▶ [Kutipan Dokumen]
%%

Mohon tunggu...
Adjat R. Sudradjat
Adjat R. Sudradjat Mohon Tunggu... Penulis - Panggil saya Kang Adjat saja

Meskipun sudah tidak muda, tapi semangat untuk terus berkarya dan memberi manfaat masih menyala dalam diri seorang tua

Selanjutnya

Tutup

Kebijakan Pilihan

Fenomena Salah Ketik yang Menggelitik

20 Februari 2020   17:54 Diperbarui: 20 Februari 2020   18:21 170
+
Laporkan Konten
Laporkan Akun
Kompasiana adalah platform blog. Konten ini menjadi tanggung jawab bloger dan tidak mewakili pandangan redaksi Kompas.
Lihat foto
Ilustrasi (Sumber: Pexels)

Belakangan ini, sepertinya publik acapkali disuguhi berita tentang pernyataan salah ketik yang dilontarkan para pejabat, baik yang terkait dengan surat dinas, maupun mengenai rancangan suatu aturan perundang-undangan yang akan dibahas.

Sebelumnya publik tergelitik dengan surat balasan dari Gubernur DKI Jakarta, Anies R. Baswedan yang ditujukan kepada Menteri Sekretaris Negara (Mensesneg), Pratikno, terkait penyelenggaraan Formula E di Monas, Jakarta Pusat.

Adapun yang menimbulkan polemik dari surat itu,  adalah adanya dugaan pemalsuan rekomendasi Tim Ahli Cagar Budaya (TACB). Tertulis dalam surat yang diteken Anies, bahwa penyelenggaraan balapan Formula E di kawasan Monas pada 6 Juni mendatang, sudah mendapat persetujuan dari TACB DKI.

Namun, Ketua TACB DKI Jakarta, Mundardjito mengatakan, TACB tidak pernah mengeluarkan rekomendasi soal penyelenggaraan Formula E 2020 di kawasan Monas. TACB juga tidak pernah melakukan kajian soal penyelenggaraan Formula E di area Monas yang merupakan kawasan cagar budaya.

%%

▶ [Yang Harus Dikerjakan] Tuliskan kembali tanpa perubahan bagian artikel tentang fenomena salah ketik mulai dari "Kebijakan Pilihan" hingga dan termasuk "yang akan dibahas.". Entri di bawah ini merupakan materi tersendiri yang terpisah dari artikel tersebut.

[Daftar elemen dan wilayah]
%%

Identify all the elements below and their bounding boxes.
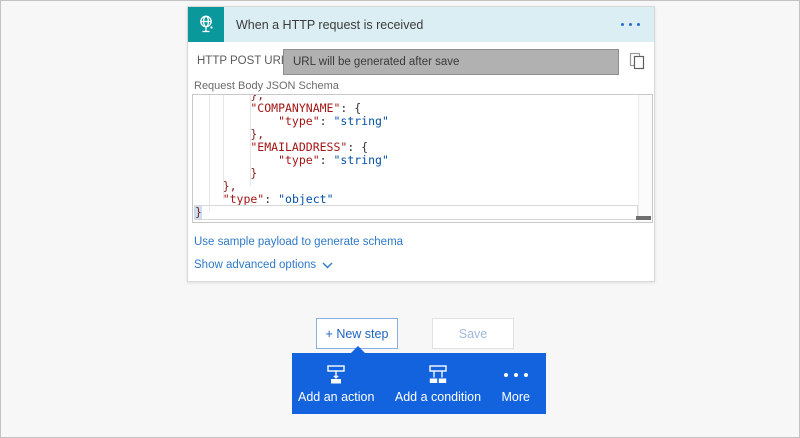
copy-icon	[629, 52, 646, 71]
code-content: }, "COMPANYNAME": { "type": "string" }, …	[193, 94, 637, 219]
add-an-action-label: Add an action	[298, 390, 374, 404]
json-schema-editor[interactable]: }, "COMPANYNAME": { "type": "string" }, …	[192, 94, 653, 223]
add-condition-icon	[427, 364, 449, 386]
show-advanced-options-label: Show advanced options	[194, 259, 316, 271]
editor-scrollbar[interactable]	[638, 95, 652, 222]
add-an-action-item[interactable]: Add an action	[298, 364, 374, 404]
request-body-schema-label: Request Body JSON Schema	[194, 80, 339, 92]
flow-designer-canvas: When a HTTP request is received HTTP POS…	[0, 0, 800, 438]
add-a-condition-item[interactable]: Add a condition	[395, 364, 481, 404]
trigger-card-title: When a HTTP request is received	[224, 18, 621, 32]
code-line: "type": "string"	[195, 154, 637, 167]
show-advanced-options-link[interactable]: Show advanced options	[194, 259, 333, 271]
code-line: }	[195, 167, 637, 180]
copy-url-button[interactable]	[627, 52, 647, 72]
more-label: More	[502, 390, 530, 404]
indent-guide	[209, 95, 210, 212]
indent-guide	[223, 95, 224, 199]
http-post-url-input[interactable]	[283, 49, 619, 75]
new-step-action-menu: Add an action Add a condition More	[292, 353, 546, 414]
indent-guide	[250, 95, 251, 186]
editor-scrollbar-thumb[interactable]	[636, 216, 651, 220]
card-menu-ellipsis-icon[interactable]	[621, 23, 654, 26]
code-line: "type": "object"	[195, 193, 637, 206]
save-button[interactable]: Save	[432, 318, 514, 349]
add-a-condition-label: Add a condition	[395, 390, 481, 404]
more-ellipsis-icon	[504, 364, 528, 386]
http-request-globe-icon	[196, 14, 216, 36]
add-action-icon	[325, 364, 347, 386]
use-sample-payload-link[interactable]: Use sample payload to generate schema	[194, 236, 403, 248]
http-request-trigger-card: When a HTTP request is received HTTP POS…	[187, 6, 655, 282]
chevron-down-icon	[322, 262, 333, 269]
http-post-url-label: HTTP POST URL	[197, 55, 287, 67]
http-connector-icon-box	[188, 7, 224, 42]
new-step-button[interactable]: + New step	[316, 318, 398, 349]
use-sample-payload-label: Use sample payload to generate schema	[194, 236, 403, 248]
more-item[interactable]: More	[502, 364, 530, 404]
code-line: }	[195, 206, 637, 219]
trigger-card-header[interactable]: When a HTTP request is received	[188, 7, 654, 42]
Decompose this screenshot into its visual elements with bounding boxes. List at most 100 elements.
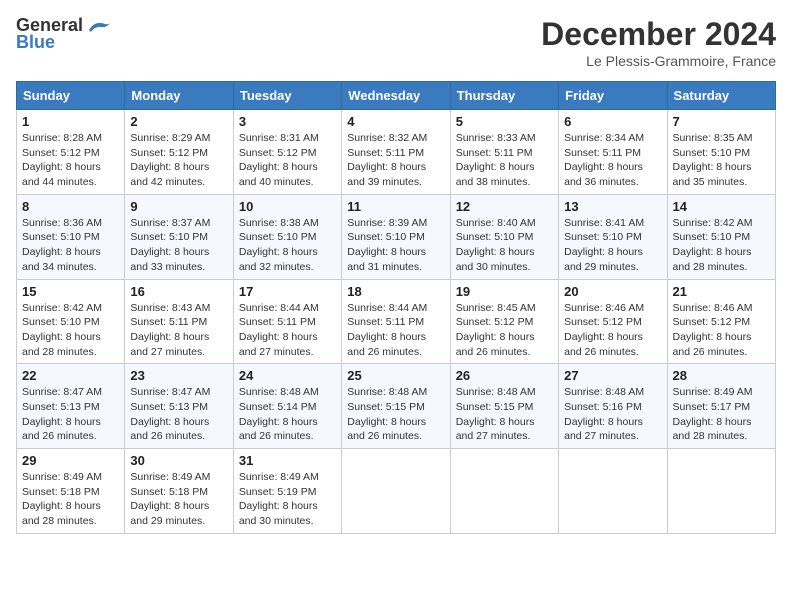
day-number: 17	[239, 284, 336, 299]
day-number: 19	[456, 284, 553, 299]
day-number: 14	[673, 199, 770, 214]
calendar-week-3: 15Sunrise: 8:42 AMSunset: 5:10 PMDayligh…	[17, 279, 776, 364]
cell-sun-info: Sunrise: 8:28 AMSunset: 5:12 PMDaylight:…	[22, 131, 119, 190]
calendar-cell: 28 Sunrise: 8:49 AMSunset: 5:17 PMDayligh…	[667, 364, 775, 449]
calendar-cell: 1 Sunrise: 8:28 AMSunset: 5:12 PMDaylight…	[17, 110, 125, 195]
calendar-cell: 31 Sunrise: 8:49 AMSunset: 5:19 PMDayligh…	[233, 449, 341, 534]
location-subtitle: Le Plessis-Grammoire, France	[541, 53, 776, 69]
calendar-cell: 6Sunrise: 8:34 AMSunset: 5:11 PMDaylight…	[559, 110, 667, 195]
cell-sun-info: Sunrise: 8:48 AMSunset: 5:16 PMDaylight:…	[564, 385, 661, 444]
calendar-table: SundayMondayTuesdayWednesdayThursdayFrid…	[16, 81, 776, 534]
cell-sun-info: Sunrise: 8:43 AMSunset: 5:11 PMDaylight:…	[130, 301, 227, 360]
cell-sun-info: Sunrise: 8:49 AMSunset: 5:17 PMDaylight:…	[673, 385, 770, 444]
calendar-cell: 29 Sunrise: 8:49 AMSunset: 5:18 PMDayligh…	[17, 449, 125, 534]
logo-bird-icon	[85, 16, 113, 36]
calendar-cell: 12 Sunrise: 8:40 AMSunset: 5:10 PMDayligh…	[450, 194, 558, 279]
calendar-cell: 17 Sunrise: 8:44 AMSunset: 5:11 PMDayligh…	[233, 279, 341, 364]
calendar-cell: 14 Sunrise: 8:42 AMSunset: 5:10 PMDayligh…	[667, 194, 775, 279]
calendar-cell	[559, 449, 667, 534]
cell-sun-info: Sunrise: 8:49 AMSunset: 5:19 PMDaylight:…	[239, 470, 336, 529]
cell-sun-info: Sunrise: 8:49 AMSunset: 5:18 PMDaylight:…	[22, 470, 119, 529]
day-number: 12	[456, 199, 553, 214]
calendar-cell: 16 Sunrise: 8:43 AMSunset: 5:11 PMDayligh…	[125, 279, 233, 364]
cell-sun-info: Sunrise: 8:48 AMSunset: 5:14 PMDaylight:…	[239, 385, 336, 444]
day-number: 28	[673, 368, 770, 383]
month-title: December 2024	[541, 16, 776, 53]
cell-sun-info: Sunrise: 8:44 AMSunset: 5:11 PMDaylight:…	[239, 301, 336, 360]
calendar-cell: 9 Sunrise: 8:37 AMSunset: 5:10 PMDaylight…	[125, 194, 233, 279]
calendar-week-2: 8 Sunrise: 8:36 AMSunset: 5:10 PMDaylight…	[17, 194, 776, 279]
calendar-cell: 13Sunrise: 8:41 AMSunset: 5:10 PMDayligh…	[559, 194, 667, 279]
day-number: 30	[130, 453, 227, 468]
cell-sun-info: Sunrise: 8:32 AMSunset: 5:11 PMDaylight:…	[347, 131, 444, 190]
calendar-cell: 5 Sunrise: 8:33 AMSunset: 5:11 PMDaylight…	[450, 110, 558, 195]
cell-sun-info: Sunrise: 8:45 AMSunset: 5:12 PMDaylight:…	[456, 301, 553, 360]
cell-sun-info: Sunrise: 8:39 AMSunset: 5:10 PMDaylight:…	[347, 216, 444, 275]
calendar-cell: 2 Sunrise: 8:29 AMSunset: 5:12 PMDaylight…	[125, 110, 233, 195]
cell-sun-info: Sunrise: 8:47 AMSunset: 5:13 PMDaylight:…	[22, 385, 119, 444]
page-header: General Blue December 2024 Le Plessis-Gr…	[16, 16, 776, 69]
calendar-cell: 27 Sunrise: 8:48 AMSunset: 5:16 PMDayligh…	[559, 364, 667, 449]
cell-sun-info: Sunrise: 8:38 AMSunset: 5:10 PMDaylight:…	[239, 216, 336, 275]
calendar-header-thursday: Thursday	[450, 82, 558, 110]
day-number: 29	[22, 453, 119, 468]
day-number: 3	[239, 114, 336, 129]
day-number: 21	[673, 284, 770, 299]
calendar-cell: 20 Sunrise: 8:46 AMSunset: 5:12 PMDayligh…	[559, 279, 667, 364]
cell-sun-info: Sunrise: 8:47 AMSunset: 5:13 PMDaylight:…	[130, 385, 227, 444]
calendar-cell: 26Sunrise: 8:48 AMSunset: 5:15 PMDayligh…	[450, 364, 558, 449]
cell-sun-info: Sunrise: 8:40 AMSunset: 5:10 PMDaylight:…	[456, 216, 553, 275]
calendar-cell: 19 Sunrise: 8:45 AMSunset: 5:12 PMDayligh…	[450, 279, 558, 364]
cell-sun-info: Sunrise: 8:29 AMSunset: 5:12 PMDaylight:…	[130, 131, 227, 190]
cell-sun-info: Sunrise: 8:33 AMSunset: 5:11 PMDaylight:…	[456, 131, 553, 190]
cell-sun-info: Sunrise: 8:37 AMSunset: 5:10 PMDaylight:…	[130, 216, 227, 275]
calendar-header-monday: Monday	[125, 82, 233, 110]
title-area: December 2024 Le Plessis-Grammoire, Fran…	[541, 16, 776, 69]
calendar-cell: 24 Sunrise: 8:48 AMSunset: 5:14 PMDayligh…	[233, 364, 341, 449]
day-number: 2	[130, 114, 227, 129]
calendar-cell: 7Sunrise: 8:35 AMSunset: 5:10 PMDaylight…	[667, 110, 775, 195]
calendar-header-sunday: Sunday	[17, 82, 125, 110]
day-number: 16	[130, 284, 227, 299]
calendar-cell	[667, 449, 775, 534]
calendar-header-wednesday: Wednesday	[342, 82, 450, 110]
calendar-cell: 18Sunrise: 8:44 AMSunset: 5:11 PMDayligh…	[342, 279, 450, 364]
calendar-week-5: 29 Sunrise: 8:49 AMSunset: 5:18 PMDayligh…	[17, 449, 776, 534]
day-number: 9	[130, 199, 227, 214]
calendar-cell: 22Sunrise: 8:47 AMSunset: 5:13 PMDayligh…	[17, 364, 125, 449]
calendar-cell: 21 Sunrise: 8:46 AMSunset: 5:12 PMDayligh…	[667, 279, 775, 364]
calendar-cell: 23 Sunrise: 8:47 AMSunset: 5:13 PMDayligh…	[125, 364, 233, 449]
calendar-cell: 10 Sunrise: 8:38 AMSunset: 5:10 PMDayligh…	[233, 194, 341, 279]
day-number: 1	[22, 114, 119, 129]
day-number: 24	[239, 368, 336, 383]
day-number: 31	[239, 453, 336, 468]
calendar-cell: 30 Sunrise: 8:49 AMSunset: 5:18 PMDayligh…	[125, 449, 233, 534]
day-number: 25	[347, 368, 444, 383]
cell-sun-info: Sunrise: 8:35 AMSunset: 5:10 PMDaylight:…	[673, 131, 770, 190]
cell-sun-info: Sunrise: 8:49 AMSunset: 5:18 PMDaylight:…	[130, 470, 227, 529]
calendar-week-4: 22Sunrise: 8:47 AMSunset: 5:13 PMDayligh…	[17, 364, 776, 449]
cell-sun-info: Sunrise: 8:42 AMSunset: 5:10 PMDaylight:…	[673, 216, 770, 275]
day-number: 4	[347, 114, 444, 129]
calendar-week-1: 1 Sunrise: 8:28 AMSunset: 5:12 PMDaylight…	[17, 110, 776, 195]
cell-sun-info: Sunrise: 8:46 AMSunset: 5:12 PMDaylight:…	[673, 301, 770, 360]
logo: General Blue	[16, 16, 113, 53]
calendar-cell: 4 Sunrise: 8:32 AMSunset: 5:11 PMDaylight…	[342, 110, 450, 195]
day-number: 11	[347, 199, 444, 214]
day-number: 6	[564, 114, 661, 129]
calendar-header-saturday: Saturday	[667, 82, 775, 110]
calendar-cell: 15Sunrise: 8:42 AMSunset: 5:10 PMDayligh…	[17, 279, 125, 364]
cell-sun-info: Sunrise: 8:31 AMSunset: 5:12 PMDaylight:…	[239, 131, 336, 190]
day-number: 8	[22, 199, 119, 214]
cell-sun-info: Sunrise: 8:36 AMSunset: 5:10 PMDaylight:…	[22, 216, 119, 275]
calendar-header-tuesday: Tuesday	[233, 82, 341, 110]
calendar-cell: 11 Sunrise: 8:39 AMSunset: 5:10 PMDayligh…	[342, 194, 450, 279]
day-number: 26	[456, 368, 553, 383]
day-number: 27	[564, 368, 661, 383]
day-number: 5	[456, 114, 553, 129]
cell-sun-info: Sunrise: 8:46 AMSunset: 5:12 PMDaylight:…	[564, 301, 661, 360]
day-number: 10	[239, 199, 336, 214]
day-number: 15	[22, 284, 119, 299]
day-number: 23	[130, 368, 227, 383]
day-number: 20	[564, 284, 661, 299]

%%

▶ [Jawaban Tugas]
Kebijakan Pilihan

Fenomena Salah Ketik yang Menggelitik

20 Februari 2020   17:54 Diperbarui: 20 Februari 2020   18:21 170
+
Laporkan Konten
Laporkan Akun
Kompasiana adalah platform blog. Konten ini menjadi tanggung jawab bloger dan tidak mewakili pandangan redaksi Kompas.
Lihat foto
Ilustrasi (Sumber: Pexels)

Belakangan ini, sepertinya publik acapkali disuguhi berita tentang pernyataan salah ketik yang dilontarkan para pejabat, baik yang terkait dengan surat dinas, maupun mengenai rancangan suatu aturan perundang-undangan yang akan dibahas.